PROBLEM →
How many lines in the records below contain the word "content"? Give only the number.

THE RECORDS →

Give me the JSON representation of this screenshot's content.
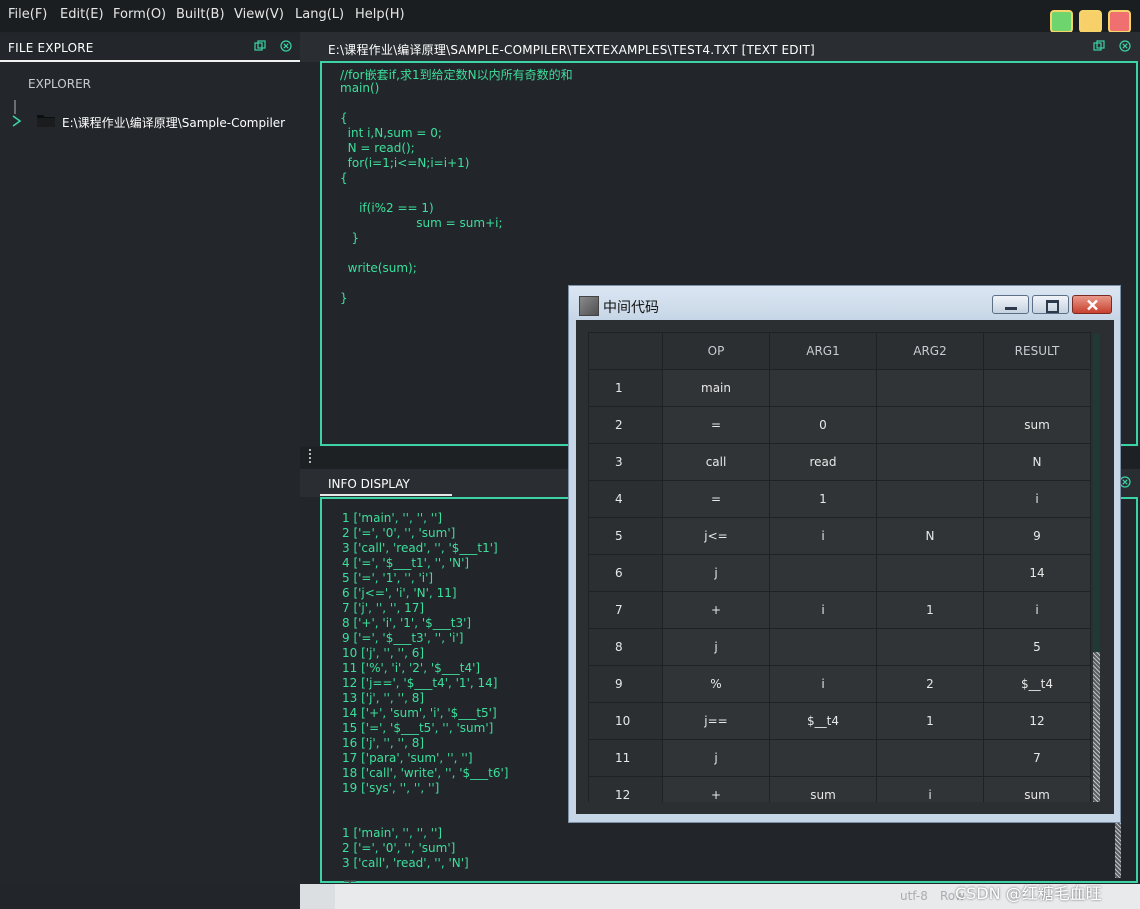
{
  "menu": [
    "File(F)",
    "Edit(E)",
    "Form(O)",
    "Built(B)",
    "View(V)",
    "Lang(L)",
    "Help(H)"
  ],
  "window_controls": {
    "green": "#6ed46e",
    "yellow": "#f7d06a",
    "red": "#f07070"
  },
  "explorer": {
    "title": "FILE EXPLORE",
    "heading": "EXPLORER",
    "root_path": "E:\\课程作业\\编译原理\\Sample-Compiler"
  },
  "editor": {
    "title": "E:\\课程作业\\编译原理\\SAMPLE-COMPILER\\TEXTEXAMPLES\\TEST4.TXT  [TEXT EDIT]",
    "lines": [
      "//for嵌套if,求1到给定数N以内所有奇数的和",
      "main()",
      "",
      "{",
      "  int i,N,sum = 0;",
      "  N = read();",
      "  for(i=1;i<=N;i=i+1)",
      "{",
      "",
      "     if(i%2 == 1)",
      "                    sum = sum+i;",
      "   }",
      "",
      "  write(sum);",
      "",
      "}"
    ]
  },
  "info": {
    "title": "INFO DISPLAY",
    "lines": [
      "1 ['main', '', '', '']",
      "2 ['=', '0', '', 'sum']",
      "3 ['call', 'read', '', '$___t1']",
      "4 ['=', '$___t1', '', 'N']",
      "5 ['=', '1', '', 'i']",
      "6 ['j<=', 'i', 'N', 11]",
      "7 ['j', '', '', 17]",
      "8 ['+', 'i', '1', '$___t3']",
      "9 ['=', '$___t3', '', 'i']",
      "10 ['j', '', '', 6]",
      "11 ['%', 'i', '2', '$___t4']",
      "12 ['j==', '$___t4', '1', 14]",
      "13 ['j', '', '', 8]",
      "14 ['+', 'sum', 'i', '$___t5']",
      "15 ['=', '$___t5', '', 'sum']",
      "16 ['j', '', '', 8]",
      "17 ['para', 'sum', '', '']",
      "18 ['call', 'write', '', '$___t6']",
      "19 ['sys', '', '', '']",
      "",
      "",
      "1 ['main', '', '', '']",
      "2 ['=', '0', '', 'sum']",
      "3 ['call', 'read', '', 'N']"
    ]
  },
  "status": {
    "encoding": "utf-8",
    "row": "Row",
    "watermark": "CSDN @红糖毛血旺"
  },
  "dialog": {
    "title": "中间代码",
    "app_icon": "qt-icon",
    "columns": [
      "",
      "OP",
      "ARG1",
      "ARG2",
      "RESULT"
    ],
    "rows": [
      [
        "1",
        "main",
        "",
        "",
        ""
      ],
      [
        "2",
        "=",
        "0",
        "",
        "sum"
      ],
      [
        "3",
        "call",
        "read",
        "",
        "N"
      ],
      [
        "4",
        "=",
        "1",
        "",
        "i"
      ],
      [
        "5",
        "j<=",
        "i",
        "N",
        "9"
      ],
      [
        "6",
        "j",
        "",
        "",
        "14"
      ],
      [
        "7",
        "+",
        "i",
        "1",
        "i"
      ],
      [
        "8",
        "j",
        "",
        "",
        "5"
      ],
      [
        "9",
        "%",
        "i",
        "2",
        "$__t4"
      ],
      [
        "10",
        "j==",
        "$__t4",
        "1",
        "12"
      ],
      [
        "11",
        "j",
        "",
        "",
        "7"
      ],
      [
        "12",
        "+",
        "sum",
        "i",
        "sum"
      ]
    ]
  }
}
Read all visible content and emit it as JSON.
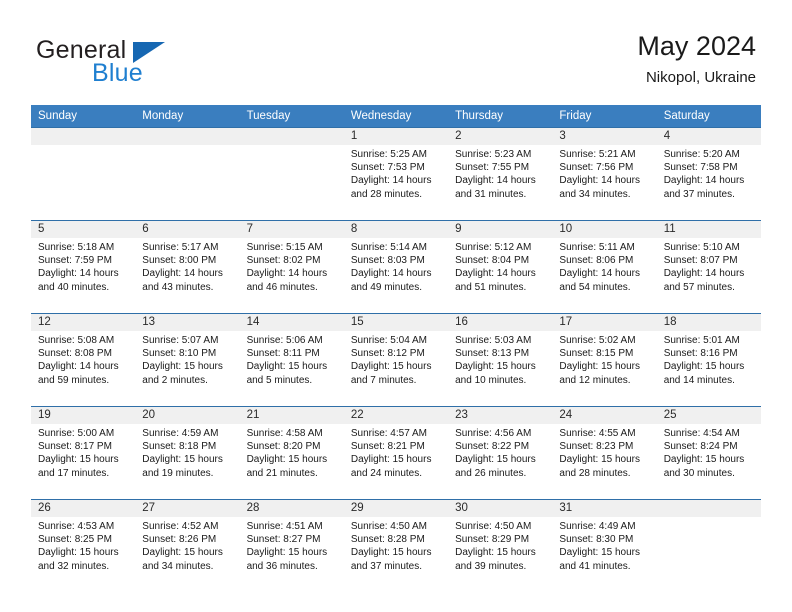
{
  "brand": {
    "name_top": "General",
    "name_bottom": "Blue",
    "triangle_color": "#1667b2",
    "blue_text_color": "#1f7fd0"
  },
  "header": {
    "title": "May 2024",
    "subtitle": "Nikopol, Ukraine"
  },
  "theme": {
    "header_row_bg": "#3a7ebf",
    "header_row_text": "#ffffff",
    "daynum_band_bg": "#f0f0f0",
    "row_border": "#2f6fa8"
  },
  "weekdays": [
    "Sunday",
    "Monday",
    "Tuesday",
    "Wednesday",
    "Thursday",
    "Friday",
    "Saturday"
  ],
  "weeks": [
    [
      {
        "day": "",
        "lines": []
      },
      {
        "day": "",
        "lines": []
      },
      {
        "day": "",
        "lines": []
      },
      {
        "day": "1",
        "lines": [
          "Sunrise: 5:25 AM",
          "Sunset: 7:53 PM",
          "Daylight: 14 hours",
          "and 28 minutes."
        ]
      },
      {
        "day": "2",
        "lines": [
          "Sunrise: 5:23 AM",
          "Sunset: 7:55 PM",
          "Daylight: 14 hours",
          "and 31 minutes."
        ]
      },
      {
        "day": "3",
        "lines": [
          "Sunrise: 5:21 AM",
          "Sunset: 7:56 PM",
          "Daylight: 14 hours",
          "and 34 minutes."
        ]
      },
      {
        "day": "4",
        "lines": [
          "Sunrise: 5:20 AM",
          "Sunset: 7:58 PM",
          "Daylight: 14 hours",
          "and 37 minutes."
        ]
      }
    ],
    [
      {
        "day": "5",
        "lines": [
          "Sunrise: 5:18 AM",
          "Sunset: 7:59 PM",
          "Daylight: 14 hours",
          "and 40 minutes."
        ]
      },
      {
        "day": "6",
        "lines": [
          "Sunrise: 5:17 AM",
          "Sunset: 8:00 PM",
          "Daylight: 14 hours",
          "and 43 minutes."
        ]
      },
      {
        "day": "7",
        "lines": [
          "Sunrise: 5:15 AM",
          "Sunset: 8:02 PM",
          "Daylight: 14 hours",
          "and 46 minutes."
        ]
      },
      {
        "day": "8",
        "lines": [
          "Sunrise: 5:14 AM",
          "Sunset: 8:03 PM",
          "Daylight: 14 hours",
          "and 49 minutes."
        ]
      },
      {
        "day": "9",
        "lines": [
          "Sunrise: 5:12 AM",
          "Sunset: 8:04 PM",
          "Daylight: 14 hours",
          "and 51 minutes."
        ]
      },
      {
        "day": "10",
        "lines": [
          "Sunrise: 5:11 AM",
          "Sunset: 8:06 PM",
          "Daylight: 14 hours",
          "and 54 minutes."
        ]
      },
      {
        "day": "11",
        "lines": [
          "Sunrise: 5:10 AM",
          "Sunset: 8:07 PM",
          "Daylight: 14 hours",
          "and 57 minutes."
        ]
      }
    ],
    [
      {
        "day": "12",
        "lines": [
          "Sunrise: 5:08 AM",
          "Sunset: 8:08 PM",
          "Daylight: 14 hours",
          "and 59 minutes."
        ]
      },
      {
        "day": "13",
        "lines": [
          "Sunrise: 5:07 AM",
          "Sunset: 8:10 PM",
          "Daylight: 15 hours",
          "and 2 minutes."
        ]
      },
      {
        "day": "14",
        "lines": [
          "Sunrise: 5:06 AM",
          "Sunset: 8:11 PM",
          "Daylight: 15 hours",
          "and 5 minutes."
        ]
      },
      {
        "day": "15",
        "lines": [
          "Sunrise: 5:04 AM",
          "Sunset: 8:12 PM",
          "Daylight: 15 hours",
          "and 7 minutes."
        ]
      },
      {
        "day": "16",
        "lines": [
          "Sunrise: 5:03 AM",
          "Sunset: 8:13 PM",
          "Daylight: 15 hours",
          "and 10 minutes."
        ]
      },
      {
        "day": "17",
        "lines": [
          "Sunrise: 5:02 AM",
          "Sunset: 8:15 PM",
          "Daylight: 15 hours",
          "and 12 minutes."
        ]
      },
      {
        "day": "18",
        "lines": [
          "Sunrise: 5:01 AM",
          "Sunset: 8:16 PM",
          "Daylight: 15 hours",
          "and 14 minutes."
        ]
      }
    ],
    [
      {
        "day": "19",
        "lines": [
          "Sunrise: 5:00 AM",
          "Sunset: 8:17 PM",
          "Daylight: 15 hours",
          "and 17 minutes."
        ]
      },
      {
        "day": "20",
        "lines": [
          "Sunrise: 4:59 AM",
          "Sunset: 8:18 PM",
          "Daylight: 15 hours",
          "and 19 minutes."
        ]
      },
      {
        "day": "21",
        "lines": [
          "Sunrise: 4:58 AM",
          "Sunset: 8:20 PM",
          "Daylight: 15 hours",
          "and 21 minutes."
        ]
      },
      {
        "day": "22",
        "lines": [
          "Sunrise: 4:57 AM",
          "Sunset: 8:21 PM",
          "Daylight: 15 hours",
          "and 24 minutes."
        ]
      },
      {
        "day": "23",
        "lines": [
          "Sunrise: 4:56 AM",
          "Sunset: 8:22 PM",
          "Daylight: 15 hours",
          "and 26 minutes."
        ]
      },
      {
        "day": "24",
        "lines": [
          "Sunrise: 4:55 AM",
          "Sunset: 8:23 PM",
          "Daylight: 15 hours",
          "and 28 minutes."
        ]
      },
      {
        "day": "25",
        "lines": [
          "Sunrise: 4:54 AM",
          "Sunset: 8:24 PM",
          "Daylight: 15 hours",
          "and 30 minutes."
        ]
      }
    ],
    [
      {
        "day": "26",
        "lines": [
          "Sunrise: 4:53 AM",
          "Sunset: 8:25 PM",
          "Daylight: 15 hours",
          "and 32 minutes."
        ]
      },
      {
        "day": "27",
        "lines": [
          "Sunrise: 4:52 AM",
          "Sunset: 8:26 PM",
          "Daylight: 15 hours",
          "and 34 minutes."
        ]
      },
      {
        "day": "28",
        "lines": [
          "Sunrise: 4:51 AM",
          "Sunset: 8:27 PM",
          "Daylight: 15 hours",
          "and 36 minutes."
        ]
      },
      {
        "day": "29",
        "lines": [
          "Sunrise: 4:50 AM",
          "Sunset: 8:28 PM",
          "Daylight: 15 hours",
          "and 37 minutes."
        ]
      },
      {
        "day": "30",
        "lines": [
          "Sunrise: 4:50 AM",
          "Sunset: 8:29 PM",
          "Daylight: 15 hours",
          "and 39 minutes."
        ]
      },
      {
        "day": "31",
        "lines": [
          "Sunrise: 4:49 AM",
          "Sunset: 8:30 PM",
          "Daylight: 15 hours",
          "and 41 minutes."
        ]
      },
      {
        "day": "",
        "lines": []
      }
    ]
  ]
}
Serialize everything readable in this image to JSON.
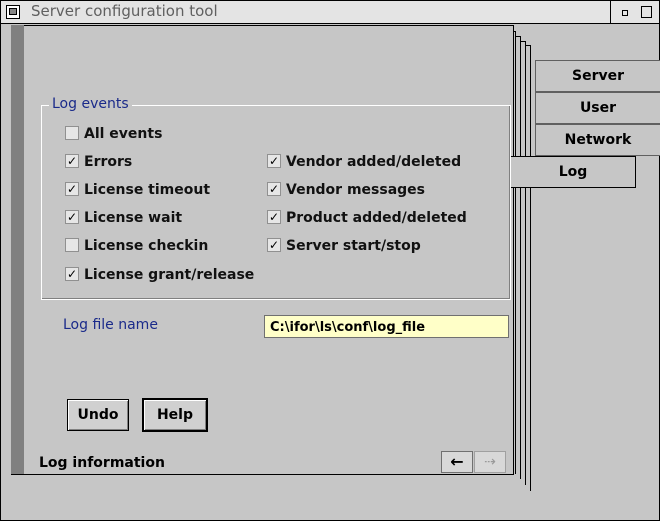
{
  "window": {
    "title": "Server configuration tool"
  },
  "tabs": [
    {
      "label": "Server",
      "active": false
    },
    {
      "label": "User",
      "active": false
    },
    {
      "label": "Network",
      "active": false
    },
    {
      "label": "Log",
      "active": true
    }
  ],
  "log_events": {
    "group_title": "Log events",
    "items": [
      {
        "label": "All events",
        "checked": false
      },
      {
        "label": "Errors",
        "checked": true
      },
      {
        "label": "License timeout",
        "checked": true
      },
      {
        "label": "License wait",
        "checked": true
      },
      {
        "label": "License checkin",
        "checked": false
      },
      {
        "label": "License grant/release",
        "checked": true
      },
      {
        "label": "Vendor added/deleted",
        "checked": true
      },
      {
        "label": "Vendor messages",
        "checked": true
      },
      {
        "label": "Product added/deleted",
        "checked": true
      },
      {
        "label": "Server start/stop",
        "checked": true
      }
    ]
  },
  "log_file": {
    "label": "Log file name",
    "value": "C:\\ifor\\ls\\conf\\log_file"
  },
  "buttons": {
    "undo": "Undo",
    "help": "Help"
  },
  "status": {
    "text": "Log information"
  },
  "arrows": {
    "left": "←",
    "right": "⇢"
  }
}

SOLVED PROBLEM →
2